### What you need to do
Reproduce all the lines below exactly and omit the images.

|---|

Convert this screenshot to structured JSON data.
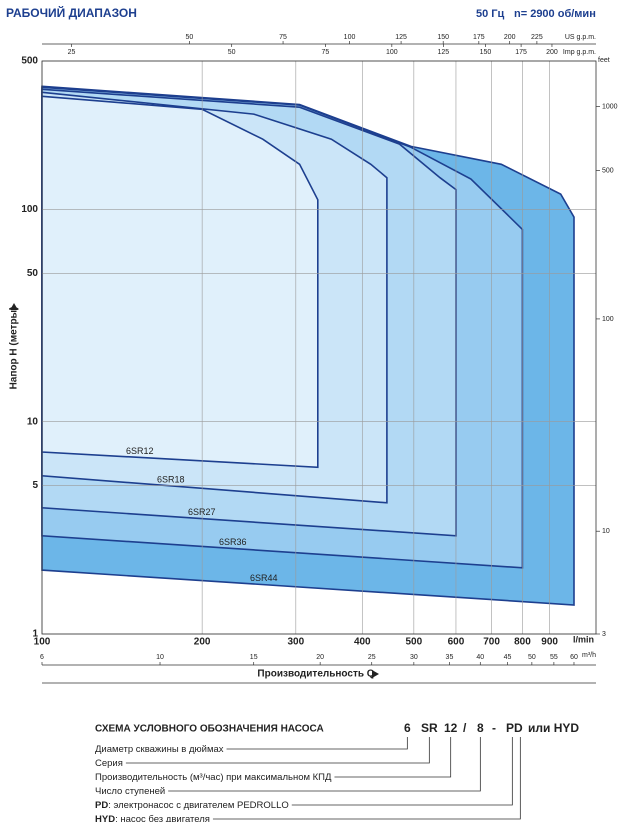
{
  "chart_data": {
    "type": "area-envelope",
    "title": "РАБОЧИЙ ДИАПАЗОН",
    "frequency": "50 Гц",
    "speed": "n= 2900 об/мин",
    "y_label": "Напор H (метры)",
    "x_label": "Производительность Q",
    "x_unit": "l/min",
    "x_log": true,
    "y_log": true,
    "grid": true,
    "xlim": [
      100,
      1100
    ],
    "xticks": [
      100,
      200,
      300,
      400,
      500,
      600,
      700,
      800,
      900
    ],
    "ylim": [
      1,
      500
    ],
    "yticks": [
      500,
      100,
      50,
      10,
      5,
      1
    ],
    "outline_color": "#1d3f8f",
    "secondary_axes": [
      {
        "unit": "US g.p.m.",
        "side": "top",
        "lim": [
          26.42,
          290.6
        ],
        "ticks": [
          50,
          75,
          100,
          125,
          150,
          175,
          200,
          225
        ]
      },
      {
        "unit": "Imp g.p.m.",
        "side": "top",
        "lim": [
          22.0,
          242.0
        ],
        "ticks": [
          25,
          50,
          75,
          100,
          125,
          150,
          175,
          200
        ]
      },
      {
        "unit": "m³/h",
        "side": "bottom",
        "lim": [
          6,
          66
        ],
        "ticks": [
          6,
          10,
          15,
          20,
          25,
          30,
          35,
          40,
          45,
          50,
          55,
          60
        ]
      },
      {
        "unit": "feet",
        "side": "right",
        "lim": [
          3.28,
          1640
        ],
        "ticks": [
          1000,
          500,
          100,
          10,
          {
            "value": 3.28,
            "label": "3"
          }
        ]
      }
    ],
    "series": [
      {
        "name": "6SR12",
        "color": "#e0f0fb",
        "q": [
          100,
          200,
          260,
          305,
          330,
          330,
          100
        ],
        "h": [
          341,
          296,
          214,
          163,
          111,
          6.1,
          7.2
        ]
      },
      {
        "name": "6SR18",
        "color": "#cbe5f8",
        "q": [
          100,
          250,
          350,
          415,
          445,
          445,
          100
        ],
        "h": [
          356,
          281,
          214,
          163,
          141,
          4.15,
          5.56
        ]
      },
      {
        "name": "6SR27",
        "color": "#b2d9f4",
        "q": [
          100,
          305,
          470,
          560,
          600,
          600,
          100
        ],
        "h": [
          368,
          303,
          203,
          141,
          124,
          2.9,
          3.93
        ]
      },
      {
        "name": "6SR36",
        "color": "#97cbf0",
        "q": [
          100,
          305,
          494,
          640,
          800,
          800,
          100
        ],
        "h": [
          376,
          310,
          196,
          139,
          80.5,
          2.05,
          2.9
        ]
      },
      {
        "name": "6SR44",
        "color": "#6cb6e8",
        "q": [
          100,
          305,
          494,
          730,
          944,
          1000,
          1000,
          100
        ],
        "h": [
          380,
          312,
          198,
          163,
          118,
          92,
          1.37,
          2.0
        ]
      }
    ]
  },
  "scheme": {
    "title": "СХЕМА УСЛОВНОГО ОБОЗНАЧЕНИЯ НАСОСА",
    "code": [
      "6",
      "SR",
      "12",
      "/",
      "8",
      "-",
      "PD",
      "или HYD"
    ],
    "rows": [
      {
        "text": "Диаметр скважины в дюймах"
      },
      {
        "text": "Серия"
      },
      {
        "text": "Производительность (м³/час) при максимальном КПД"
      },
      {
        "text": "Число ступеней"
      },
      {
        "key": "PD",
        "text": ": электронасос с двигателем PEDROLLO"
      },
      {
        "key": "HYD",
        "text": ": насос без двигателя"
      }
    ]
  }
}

|---|

### The output
Convert this screenshot to structured JSON data.
{
  "chart_data": {
    "type": "area-envelope",
    "title": "РАБОЧИЙ ДИАПАЗОН",
    "frequency": "50 Гц",
    "speed": "n= 2900 об/мин",
    "y_label": "Напор H (метры)",
    "x_label": "Производительность Q",
    "x_unit": "l/min",
    "x_log": true,
    "y_log": true,
    "grid": true,
    "xlim": [
      100,
      1100
    ],
    "xticks": [
      100,
      200,
      300,
      400,
      500,
      600,
      700,
      800,
      900
    ],
    "ylim": [
      1,
      500
    ],
    "yticks": [
      500,
      100,
      50,
      10,
      5,
      1
    ],
    "outline_color": "#1d3f8f",
    "secondary_axes": [
      {
        "unit": "US g.p.m.",
        "side": "top",
        "lim": [
          26.42,
          290.6
        ],
        "ticks": [
          50,
          75,
          100,
          125,
          150,
          175,
          200,
          225
        ]
      },
      {
        "unit": "Imp g.p.m.",
        "side": "top",
        "lim": [
          22.0,
          242.0
        ],
        "ticks": [
          25,
          50,
          75,
          100,
          125,
          150,
          175,
          200
        ]
      },
      {
        "unit": "m³/h",
        "side": "bottom",
        "lim": [
          6,
          66
        ],
        "ticks": [
          6,
          10,
          15,
          20,
          25,
          30,
          35,
          40,
          45,
          50,
          55,
          60
        ]
      },
      {
        "unit": "feet",
        "side": "right",
        "lim": [
          3.28,
          1640
        ],
        "ticks": [
          1000,
          500,
          100,
          10,
          {
            "value": 3.28,
            "label": "3"
          }
        ]
      }
    ],
    "series": [
      {
        "name": "6SR12",
        "color": "#e0f0fb",
        "q": [
          100,
          200,
          260,
          305,
          330,
          330,
          100
        ],
        "h": [
          341,
          296,
          214,
          163,
          111,
          6.1,
          7.2
        ]
      },
      {
        "name": "6SR18",
        "color": "#cbe5f8",
        "q": [
          100,
          250,
          350,
          415,
          445,
          445,
          100
        ],
        "h": [
          356,
          281,
          214,
          163,
          141,
          4.15,
          5.56
        ]
      },
      {
        "name": "6SR27",
        "color": "#b2d9f4",
        "q": [
          100,
          305,
          470,
          560,
          600,
          600,
          100
        ],
        "h": [
          368,
          303,
          203,
          141,
          124,
          2.9,
          3.93
        ]
      },
      {
        "name": "6SR36",
        "color": "#97cbf0",
        "q": [
          100,
          305,
          494,
          640,
          800,
          800,
          100
        ],
        "h": [
          376,
          310,
          196,
          139,
          80.5,
          2.05,
          2.9
        ]
      },
      {
        "name": "6SR44",
        "color": "#6cb6e8",
        "q": [
          100,
          305,
          494,
          730,
          944,
          1000,
          1000,
          100
        ],
        "h": [
          380,
          312,
          198,
          163,
          118,
          92,
          1.37,
          2.0
        ]
      }
    ]
  },
  "scheme": {
    "title": "СХЕМА УСЛОВНОГО ОБОЗНАЧЕНИЯ НАСОСА",
    "code": [
      "6",
      "SR",
      "12",
      "/",
      "8",
      "-",
      "PD",
      "или HYD"
    ],
    "rows": [
      {
        "text": "Диаметр скважины в дюймах"
      },
      {
        "text": "Серия"
      },
      {
        "text": "Производительность (м³/час) при максимальном КПД"
      },
      {
        "text": "Число ступеней"
      },
      {
        "key": "PD",
        "text": ": электронасос с двигателем PEDROLLO"
      },
      {
        "key": "HYD",
        "text": ": насос без двигателя"
      }
    ]
  }
}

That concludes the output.